Consignes:
(a) Indiquez si chacune des affirmations suivantes concorde avec le texte sur la méditation, en répondant par oui ou par non et en citant les mots du texte qui tranchent : (i) la méditation concentrative suffit à elle seule à mener aux réalisations ; (ii) c'est l'esprit, et non le corps, qui médite ; (iii) il existe trois types de connaissances.
(b) Réécrivez les lignes des enregistrements en partant de la première et jusqu'à celle qui contient « panel-e-xtick-label: 6: [357, 801, 363, 813] », incluse. Remplacez-y « panel-f-co-point » par « panel-f-co-marker » et laissez tout le reste inchangé.

Texte présenté:
——————————
Pratiquer correctement la méditation est la meilleure méthode pour accroître et intensifier dans notre esprit les qualités extraordinaires de la compassion, pour développer la sagesse, la clarté mentale, et pour générer un amour pur. Mais si notre pratique est incorrecte, notre méditation deviendra l’un des meilleurs moyens de perdre totalement son temps. Il serait alors préférable de nous livrer à quelque activité physique ou verbale bien concrète, de sorte que nous produisions un résultat utile et tangible.

Lorsque nous débutons dans la pratique de la méditation, le plus problématique est notre manque de contrôle sur l’esprit. Pour apprendre à le contrôler, il faut en premier lieu développer la concentration. Actuellement notre esprit ne reste jamais tranquille : il est semblable à un drapeau agité par un vent violent. L'esprit doit d’abord s'apaiser légèrement pour devenir apte à suivre d'importantes lignes de pensées et de raisonnements. Tant qu'il demeurera dans un état constant de remue-ménage chaotique, il sera difficile de se livrer à des réflexions précises ou approfondies.

 

Bouddha présenta de nombreuses méthodes de méditation (Bhāwanā) que l’on peut classifier en deux aspects : la méditation concentrative (Sthāpita Bhāwanā) et la méditation analytique (Vichārita Bhāwanā). Ces deux types de méditation sont indispensables. La méditation concentrative isolée ne mène pas aux réalisations, ni la méditation analytique à elle seule. Il faut les combiner.

Pour méditer, nous pouvons adopter certaines postures physiques mais le plus important reste la position de l’esprit. D’aucuns pensent que la méditation se réduit à une seule attitude physique alors que cela n’est pas le cas. Tout le monde peut s’asseoir d’une certaine manière, pourtant le corps n’est pas ce qui médite ; c’est l’esprit qui médite.

Pour pratiquer la méditation il faut, en premier, disposer de la connaissance adéquate (Pragyā). Il existe trois types de connaissances : la connaissance par l’écoute ou par l’étude (Shroutimayi Pragyā), la connaissance par la réflexion (Cinntamayi Pragyā) et la connaissance par la méditation (Bhāwanāmayi Pragyā). Pour commencer nous devons acquérir une connaissance par l’étude, laquelle ouvrira la porte à la compréhension des points de la pratique. Cette connaissance pourra ensuite être approfondie à l’aide d’une réflexion claire et correcte qui mènera à une solide conviction. Et cette dernière connaissance pourra à son tour être développée à un niveau plus profond qui, par la pratique de la méditation concentrative et analytique, nous conduira à l’expérience d’une réalisation directe.

Nous n’avons pas l’opportunité d’exposer ici ce sujet en détail. C’est pourquoi nous nous contenterons de donner quelques explications complémentaires sur le premier des trois aspects de la pratique bouddhiste : la vue du Bouddhisme.

L’une des matières les plus importantes de la vue bouddhiste porte sur la description de l’esprit. En effet, comme nous l’avons mentionné en introduction, les êtres sensibles occupent le point central des enseignements du Bouddha et leurs expériences de bonheur ou de souffrance sont directement reliées à l’esprit. Bouddha a donc clairement expliqué que la vraie racine de toutes nos expériences de bonheur et de souffrances se trouve dans notre esprit.
——————————
Enregistrements sources:
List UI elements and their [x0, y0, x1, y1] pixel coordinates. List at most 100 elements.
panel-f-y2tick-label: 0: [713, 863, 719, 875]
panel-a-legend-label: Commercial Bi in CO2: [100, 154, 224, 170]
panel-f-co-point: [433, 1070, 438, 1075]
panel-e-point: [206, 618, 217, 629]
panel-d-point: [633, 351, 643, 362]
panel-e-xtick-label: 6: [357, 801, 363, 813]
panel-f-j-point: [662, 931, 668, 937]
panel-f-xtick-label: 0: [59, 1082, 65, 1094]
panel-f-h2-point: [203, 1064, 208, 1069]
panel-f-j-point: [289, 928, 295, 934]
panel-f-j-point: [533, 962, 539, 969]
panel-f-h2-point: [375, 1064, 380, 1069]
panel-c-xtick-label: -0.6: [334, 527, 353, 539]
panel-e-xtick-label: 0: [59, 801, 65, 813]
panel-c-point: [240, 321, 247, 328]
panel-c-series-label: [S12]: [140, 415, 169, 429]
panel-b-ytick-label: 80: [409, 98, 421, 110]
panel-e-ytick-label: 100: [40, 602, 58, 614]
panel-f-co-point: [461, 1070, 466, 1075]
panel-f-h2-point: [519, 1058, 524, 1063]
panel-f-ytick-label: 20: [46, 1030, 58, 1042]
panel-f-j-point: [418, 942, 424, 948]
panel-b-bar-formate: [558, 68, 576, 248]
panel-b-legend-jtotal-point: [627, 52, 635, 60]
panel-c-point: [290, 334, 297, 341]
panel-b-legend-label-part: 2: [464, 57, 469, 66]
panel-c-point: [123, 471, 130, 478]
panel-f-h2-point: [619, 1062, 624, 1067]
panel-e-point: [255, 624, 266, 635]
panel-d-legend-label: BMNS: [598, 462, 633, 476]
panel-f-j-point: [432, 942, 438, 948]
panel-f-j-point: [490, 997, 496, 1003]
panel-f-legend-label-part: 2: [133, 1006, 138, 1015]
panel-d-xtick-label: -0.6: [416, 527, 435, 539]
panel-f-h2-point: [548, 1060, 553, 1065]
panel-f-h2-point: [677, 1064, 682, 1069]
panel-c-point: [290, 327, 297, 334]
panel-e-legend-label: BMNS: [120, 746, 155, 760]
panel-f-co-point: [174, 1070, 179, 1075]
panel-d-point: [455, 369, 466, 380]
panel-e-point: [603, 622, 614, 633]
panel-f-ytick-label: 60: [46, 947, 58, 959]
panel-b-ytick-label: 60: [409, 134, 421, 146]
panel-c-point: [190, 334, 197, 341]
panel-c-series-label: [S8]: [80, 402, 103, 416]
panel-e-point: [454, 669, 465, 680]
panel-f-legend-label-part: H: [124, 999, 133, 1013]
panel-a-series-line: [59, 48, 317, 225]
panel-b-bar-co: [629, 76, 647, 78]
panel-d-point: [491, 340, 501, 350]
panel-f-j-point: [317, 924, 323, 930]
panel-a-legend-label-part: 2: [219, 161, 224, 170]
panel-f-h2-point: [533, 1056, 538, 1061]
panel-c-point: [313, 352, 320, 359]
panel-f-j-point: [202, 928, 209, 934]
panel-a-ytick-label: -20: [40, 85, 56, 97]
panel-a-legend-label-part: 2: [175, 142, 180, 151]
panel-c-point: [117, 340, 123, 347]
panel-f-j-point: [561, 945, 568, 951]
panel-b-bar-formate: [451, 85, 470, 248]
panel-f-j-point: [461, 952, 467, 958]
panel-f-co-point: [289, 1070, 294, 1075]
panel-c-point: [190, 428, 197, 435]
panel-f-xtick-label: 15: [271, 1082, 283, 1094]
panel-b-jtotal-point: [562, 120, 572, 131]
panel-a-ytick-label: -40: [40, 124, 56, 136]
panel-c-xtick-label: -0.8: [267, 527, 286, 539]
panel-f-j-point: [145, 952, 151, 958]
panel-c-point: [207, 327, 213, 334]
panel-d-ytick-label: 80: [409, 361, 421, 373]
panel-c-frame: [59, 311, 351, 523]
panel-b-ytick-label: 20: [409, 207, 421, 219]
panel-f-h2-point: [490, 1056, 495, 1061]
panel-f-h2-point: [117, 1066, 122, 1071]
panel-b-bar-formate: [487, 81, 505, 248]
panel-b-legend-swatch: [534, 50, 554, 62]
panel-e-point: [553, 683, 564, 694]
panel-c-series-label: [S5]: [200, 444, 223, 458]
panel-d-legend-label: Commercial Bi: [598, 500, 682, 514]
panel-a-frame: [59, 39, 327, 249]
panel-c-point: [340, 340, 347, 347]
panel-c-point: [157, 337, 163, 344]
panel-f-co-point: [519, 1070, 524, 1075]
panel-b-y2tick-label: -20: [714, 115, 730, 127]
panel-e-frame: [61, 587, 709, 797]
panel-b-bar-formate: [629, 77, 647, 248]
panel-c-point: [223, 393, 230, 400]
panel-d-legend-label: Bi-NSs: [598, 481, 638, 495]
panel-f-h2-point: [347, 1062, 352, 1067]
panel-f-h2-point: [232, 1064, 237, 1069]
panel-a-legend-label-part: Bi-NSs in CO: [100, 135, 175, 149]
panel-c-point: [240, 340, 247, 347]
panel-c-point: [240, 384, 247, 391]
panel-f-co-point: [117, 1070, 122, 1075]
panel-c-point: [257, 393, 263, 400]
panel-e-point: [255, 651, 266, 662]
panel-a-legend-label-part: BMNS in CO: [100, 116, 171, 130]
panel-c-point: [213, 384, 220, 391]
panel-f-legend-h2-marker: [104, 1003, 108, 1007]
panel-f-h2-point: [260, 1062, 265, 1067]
——————————
Réponses par consigne:
(a)
(i) Non : « La méditation concentrative isolée ne mène pas aux réalisations ».
(ii) Oui : « le corps n’est pas ce qui médite ; c’est l’esprit qui médite ».
(iii) Oui : « Il existe trois types de connaissances ».

(b)
List UI elements and their [x0, y0, x1, y1] pixel coordinates. List at most 100 elements.
panel-f-y2tick-label: 0: [713, 863, 719, 875]
panel-a-legend-label: Commercial Bi in CO2: [100, 154, 224, 170]
panel-f-co-marker: [433, 1070, 438, 1075]
panel-e-point: [206, 618, 217, 629]
panel-d-point: [633, 351, 643, 362]
panel-e-xtick-label: 6: [357, 801, 363, 813]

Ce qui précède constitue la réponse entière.